### Given exercise
For each line below that includes the word "varustettuna", make a copy.

### Listed entries
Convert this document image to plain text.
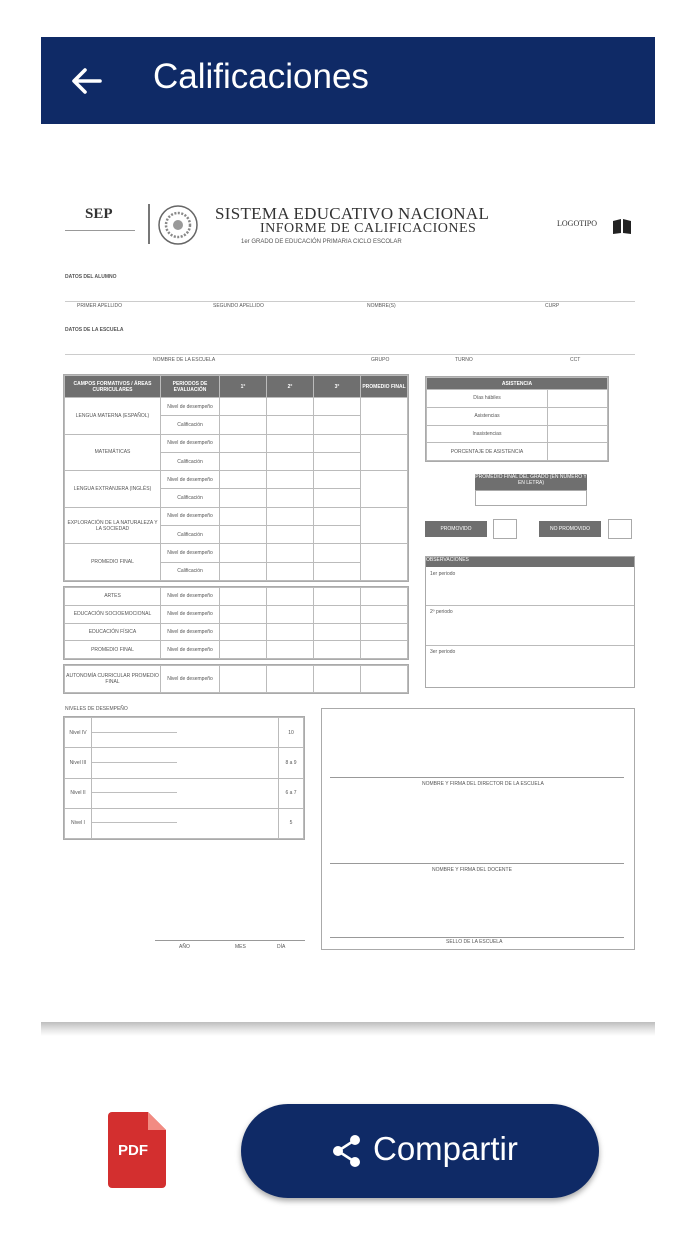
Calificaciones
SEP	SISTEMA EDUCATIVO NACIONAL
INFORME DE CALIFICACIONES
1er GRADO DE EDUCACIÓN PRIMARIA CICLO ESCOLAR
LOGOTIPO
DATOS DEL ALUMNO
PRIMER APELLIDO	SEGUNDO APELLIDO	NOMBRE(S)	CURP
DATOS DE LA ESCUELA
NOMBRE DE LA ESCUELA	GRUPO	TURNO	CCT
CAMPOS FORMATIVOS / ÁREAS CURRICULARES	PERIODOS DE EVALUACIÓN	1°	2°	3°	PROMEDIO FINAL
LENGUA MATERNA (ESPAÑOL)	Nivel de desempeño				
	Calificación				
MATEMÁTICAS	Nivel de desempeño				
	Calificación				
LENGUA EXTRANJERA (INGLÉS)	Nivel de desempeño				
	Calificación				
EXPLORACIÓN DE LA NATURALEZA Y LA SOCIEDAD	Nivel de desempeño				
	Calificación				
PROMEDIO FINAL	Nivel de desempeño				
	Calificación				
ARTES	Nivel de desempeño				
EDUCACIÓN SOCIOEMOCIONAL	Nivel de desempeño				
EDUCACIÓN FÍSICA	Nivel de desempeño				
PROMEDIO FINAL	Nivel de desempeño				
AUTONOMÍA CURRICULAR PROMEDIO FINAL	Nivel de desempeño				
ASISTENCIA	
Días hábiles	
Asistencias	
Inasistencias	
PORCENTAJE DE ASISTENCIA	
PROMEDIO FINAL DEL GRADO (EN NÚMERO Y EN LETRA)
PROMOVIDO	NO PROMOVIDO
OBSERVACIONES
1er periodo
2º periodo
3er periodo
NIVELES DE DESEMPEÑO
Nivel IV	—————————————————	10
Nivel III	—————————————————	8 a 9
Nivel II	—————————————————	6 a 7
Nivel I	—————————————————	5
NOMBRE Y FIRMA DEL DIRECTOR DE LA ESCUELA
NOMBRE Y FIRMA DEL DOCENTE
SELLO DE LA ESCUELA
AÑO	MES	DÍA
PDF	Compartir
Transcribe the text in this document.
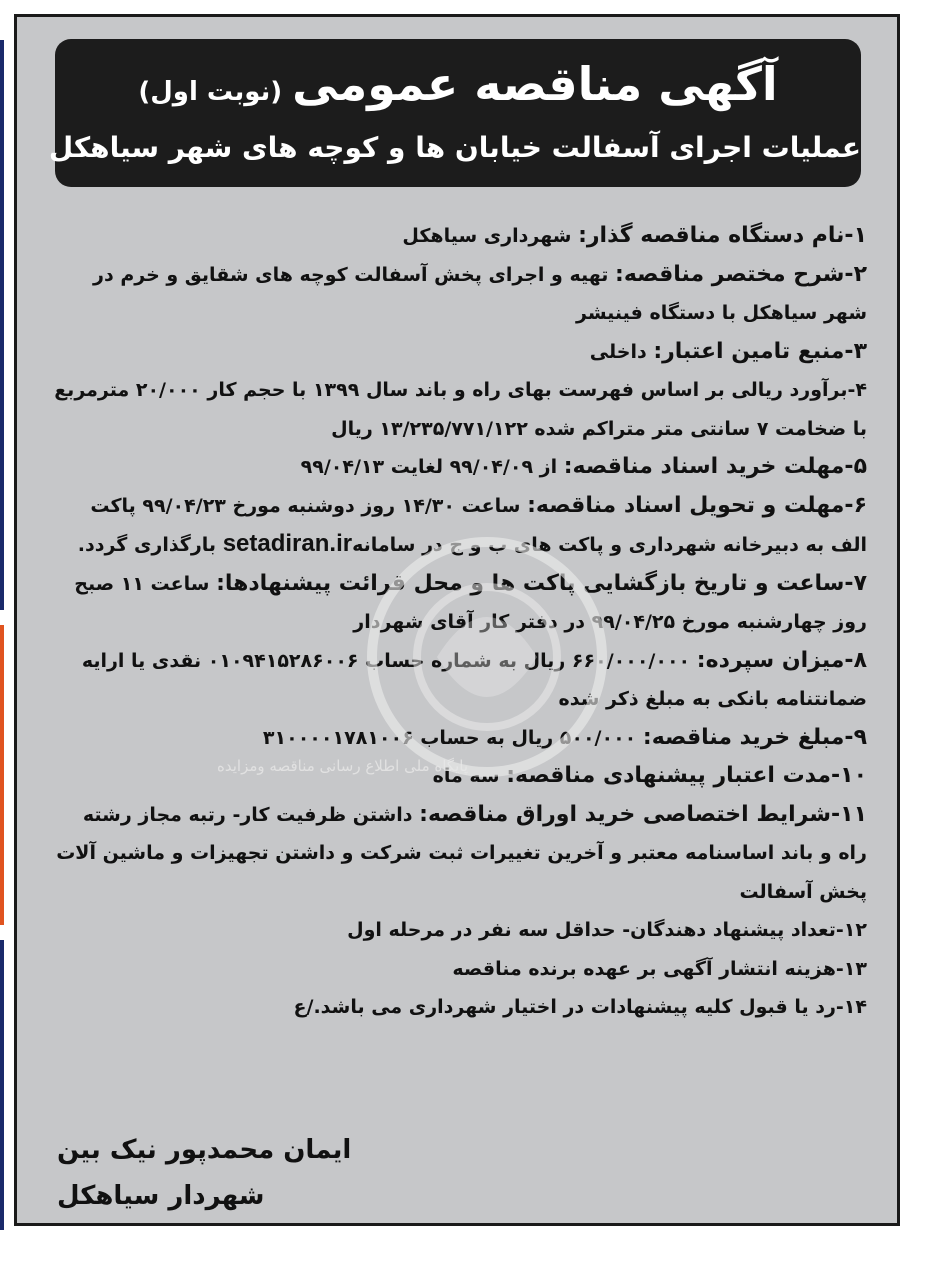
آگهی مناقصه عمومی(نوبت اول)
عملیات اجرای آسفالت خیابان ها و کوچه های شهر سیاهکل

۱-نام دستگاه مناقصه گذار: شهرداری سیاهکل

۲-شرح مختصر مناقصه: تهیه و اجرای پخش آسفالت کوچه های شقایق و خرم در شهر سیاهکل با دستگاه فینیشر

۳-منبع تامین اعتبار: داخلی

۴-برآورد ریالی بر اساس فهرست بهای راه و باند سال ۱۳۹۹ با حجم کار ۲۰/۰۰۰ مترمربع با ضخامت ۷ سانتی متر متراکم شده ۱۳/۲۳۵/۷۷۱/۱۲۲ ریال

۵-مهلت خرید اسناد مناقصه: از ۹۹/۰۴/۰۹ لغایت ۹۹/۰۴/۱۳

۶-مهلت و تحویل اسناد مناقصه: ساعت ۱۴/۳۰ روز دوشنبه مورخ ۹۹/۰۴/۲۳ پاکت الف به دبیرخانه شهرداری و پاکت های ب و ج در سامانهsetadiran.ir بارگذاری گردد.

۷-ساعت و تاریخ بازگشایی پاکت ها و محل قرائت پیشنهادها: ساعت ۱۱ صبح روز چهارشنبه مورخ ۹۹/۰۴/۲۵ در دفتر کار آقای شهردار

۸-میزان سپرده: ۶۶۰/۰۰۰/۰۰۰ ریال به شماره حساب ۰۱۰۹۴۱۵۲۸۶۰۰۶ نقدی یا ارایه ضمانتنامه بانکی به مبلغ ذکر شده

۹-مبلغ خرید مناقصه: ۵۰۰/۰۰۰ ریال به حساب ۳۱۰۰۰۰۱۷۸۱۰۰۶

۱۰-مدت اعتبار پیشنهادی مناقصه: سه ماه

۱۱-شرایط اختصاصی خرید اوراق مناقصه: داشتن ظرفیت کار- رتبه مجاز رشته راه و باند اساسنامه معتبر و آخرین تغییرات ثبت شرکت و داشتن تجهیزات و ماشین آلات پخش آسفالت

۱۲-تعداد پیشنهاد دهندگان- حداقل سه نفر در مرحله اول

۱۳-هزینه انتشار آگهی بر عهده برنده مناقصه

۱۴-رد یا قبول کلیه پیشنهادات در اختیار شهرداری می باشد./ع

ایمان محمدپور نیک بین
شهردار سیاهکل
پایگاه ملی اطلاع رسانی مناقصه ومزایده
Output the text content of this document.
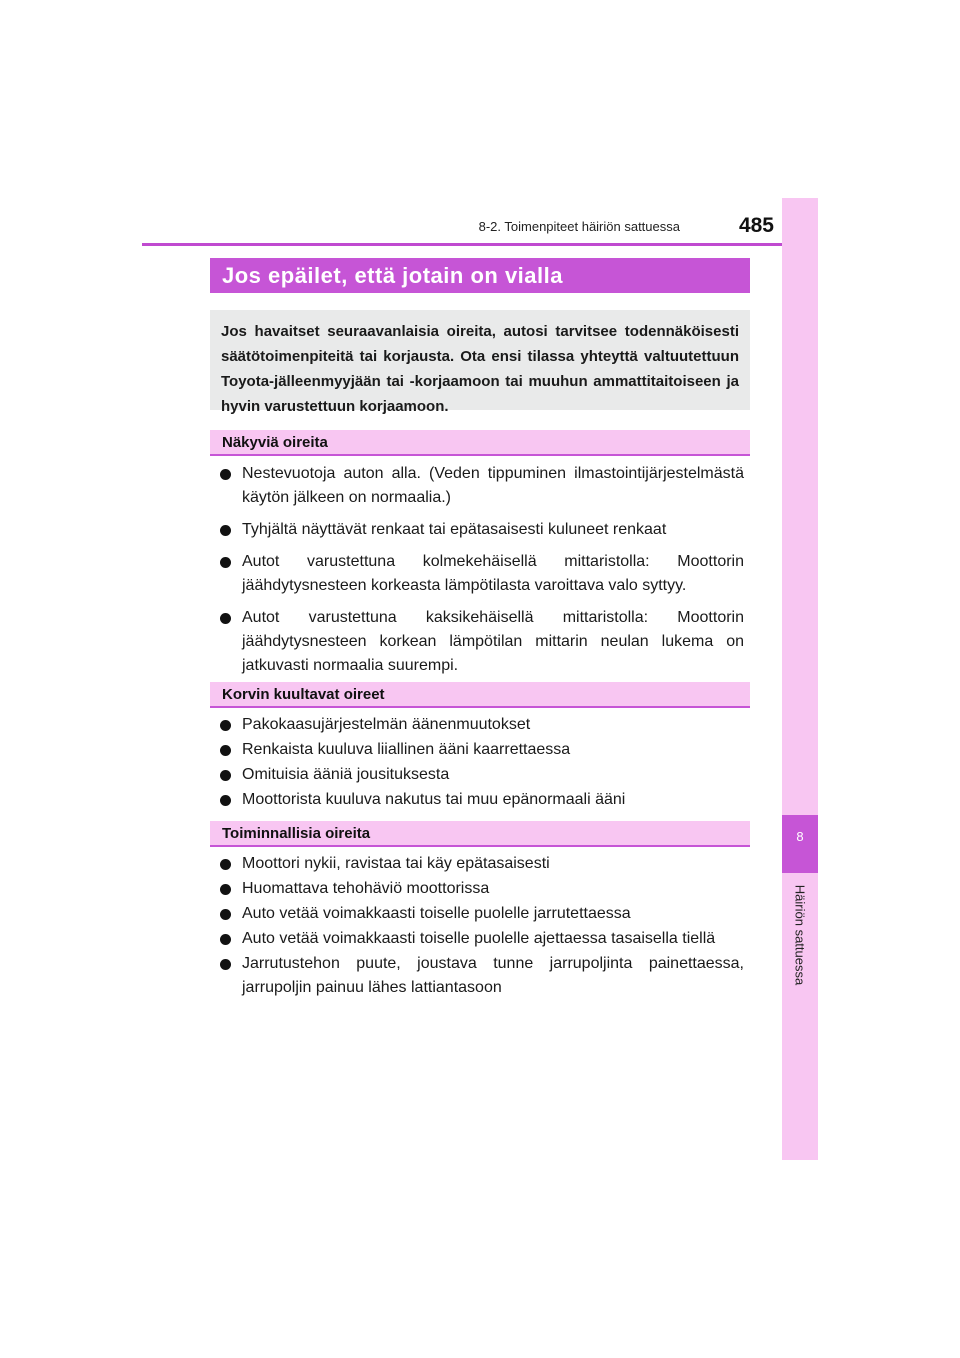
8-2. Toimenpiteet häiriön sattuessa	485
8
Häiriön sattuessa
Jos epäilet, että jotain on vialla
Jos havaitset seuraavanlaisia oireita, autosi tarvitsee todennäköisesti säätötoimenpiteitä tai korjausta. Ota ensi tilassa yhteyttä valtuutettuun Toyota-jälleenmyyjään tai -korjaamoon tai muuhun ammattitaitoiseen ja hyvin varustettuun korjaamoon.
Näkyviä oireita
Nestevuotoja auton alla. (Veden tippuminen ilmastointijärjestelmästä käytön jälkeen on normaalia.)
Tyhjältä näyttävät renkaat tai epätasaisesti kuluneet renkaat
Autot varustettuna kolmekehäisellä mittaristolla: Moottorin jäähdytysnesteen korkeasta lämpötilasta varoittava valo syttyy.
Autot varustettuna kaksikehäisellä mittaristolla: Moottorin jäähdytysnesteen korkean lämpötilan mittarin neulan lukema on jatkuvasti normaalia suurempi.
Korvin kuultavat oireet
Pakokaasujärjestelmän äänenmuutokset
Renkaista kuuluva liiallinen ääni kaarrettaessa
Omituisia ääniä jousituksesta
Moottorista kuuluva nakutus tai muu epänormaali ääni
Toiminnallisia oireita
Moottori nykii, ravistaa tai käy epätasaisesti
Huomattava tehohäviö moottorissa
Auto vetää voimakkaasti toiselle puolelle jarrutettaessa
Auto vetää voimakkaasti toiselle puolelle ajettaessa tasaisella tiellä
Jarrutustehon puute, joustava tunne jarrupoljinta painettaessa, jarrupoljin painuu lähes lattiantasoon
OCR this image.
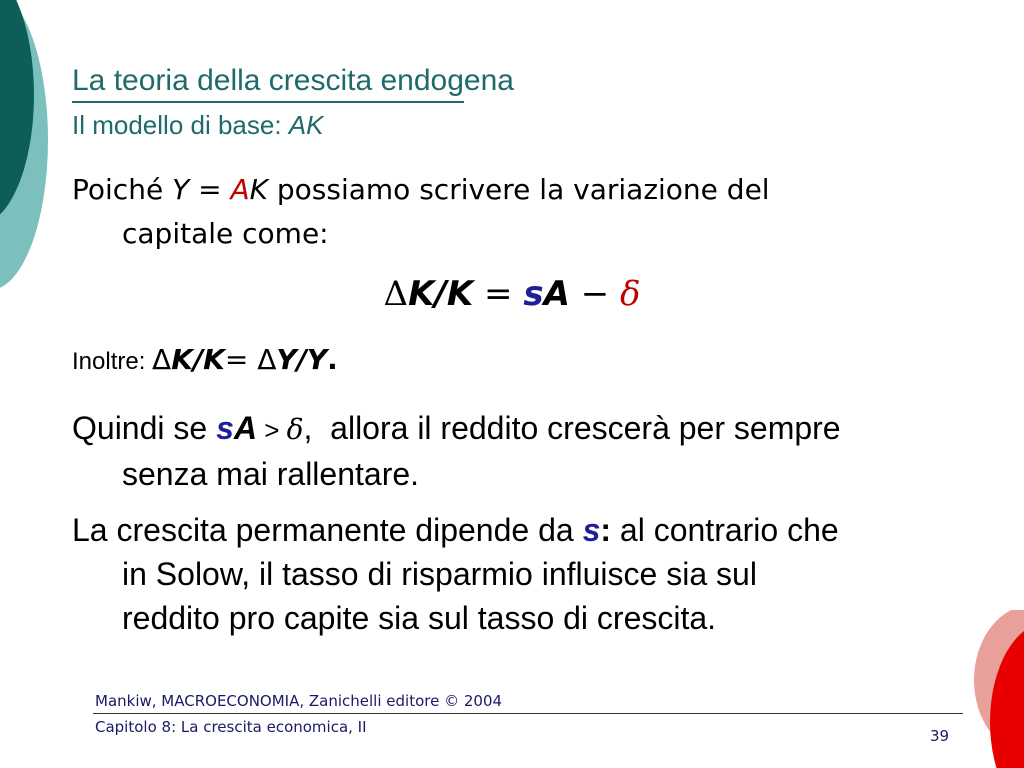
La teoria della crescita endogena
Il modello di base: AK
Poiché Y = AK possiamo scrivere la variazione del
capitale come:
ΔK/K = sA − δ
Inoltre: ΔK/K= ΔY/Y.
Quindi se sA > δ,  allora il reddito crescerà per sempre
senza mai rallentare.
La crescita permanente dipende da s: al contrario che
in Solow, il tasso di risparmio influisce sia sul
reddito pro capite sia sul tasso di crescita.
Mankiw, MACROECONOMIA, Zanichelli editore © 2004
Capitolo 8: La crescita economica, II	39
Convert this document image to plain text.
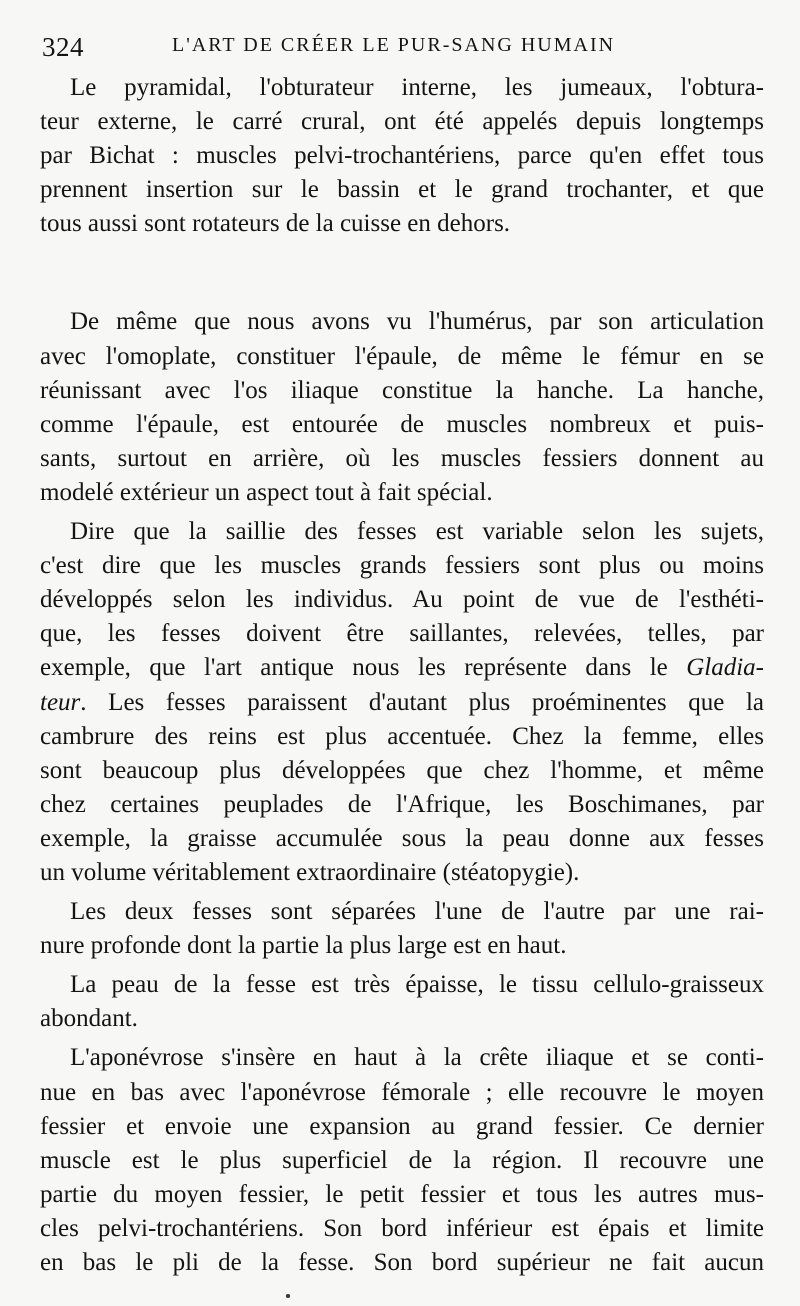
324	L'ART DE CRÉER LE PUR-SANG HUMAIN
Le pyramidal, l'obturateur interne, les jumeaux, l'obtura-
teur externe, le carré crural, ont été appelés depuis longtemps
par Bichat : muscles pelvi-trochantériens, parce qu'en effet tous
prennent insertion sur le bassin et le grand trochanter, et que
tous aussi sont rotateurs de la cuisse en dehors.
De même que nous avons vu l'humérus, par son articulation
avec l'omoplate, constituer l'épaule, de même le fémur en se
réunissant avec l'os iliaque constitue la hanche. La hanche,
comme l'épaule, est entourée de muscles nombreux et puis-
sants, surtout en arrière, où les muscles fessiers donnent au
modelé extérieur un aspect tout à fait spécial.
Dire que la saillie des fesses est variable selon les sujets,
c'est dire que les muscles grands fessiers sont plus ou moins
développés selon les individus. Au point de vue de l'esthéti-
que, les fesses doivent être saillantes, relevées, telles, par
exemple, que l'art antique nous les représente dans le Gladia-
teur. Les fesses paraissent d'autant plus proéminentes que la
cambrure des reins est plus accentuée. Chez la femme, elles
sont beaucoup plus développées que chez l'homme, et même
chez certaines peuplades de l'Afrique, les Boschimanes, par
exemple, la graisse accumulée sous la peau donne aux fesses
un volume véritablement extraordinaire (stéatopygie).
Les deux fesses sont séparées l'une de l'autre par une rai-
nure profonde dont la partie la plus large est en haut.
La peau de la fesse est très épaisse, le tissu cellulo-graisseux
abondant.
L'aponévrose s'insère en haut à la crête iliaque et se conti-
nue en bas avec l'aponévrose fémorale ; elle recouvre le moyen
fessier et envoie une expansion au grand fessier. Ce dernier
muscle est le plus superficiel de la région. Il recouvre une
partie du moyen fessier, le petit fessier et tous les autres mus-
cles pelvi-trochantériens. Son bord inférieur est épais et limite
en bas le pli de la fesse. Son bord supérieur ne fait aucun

### Complete answer
Autot varustettuna kolmekehäisellä mittaristolla: Moottorin jäähdytysnesteen korkeasta lämpötilasta varoittava valo syttyy.
Autot varustettuna kaksikehäisellä mittaristolla: Moottorin jäähdytysnesteen korkean lämpötilan mittarin neulan lukema on jatkuvasti normaalia suurempi.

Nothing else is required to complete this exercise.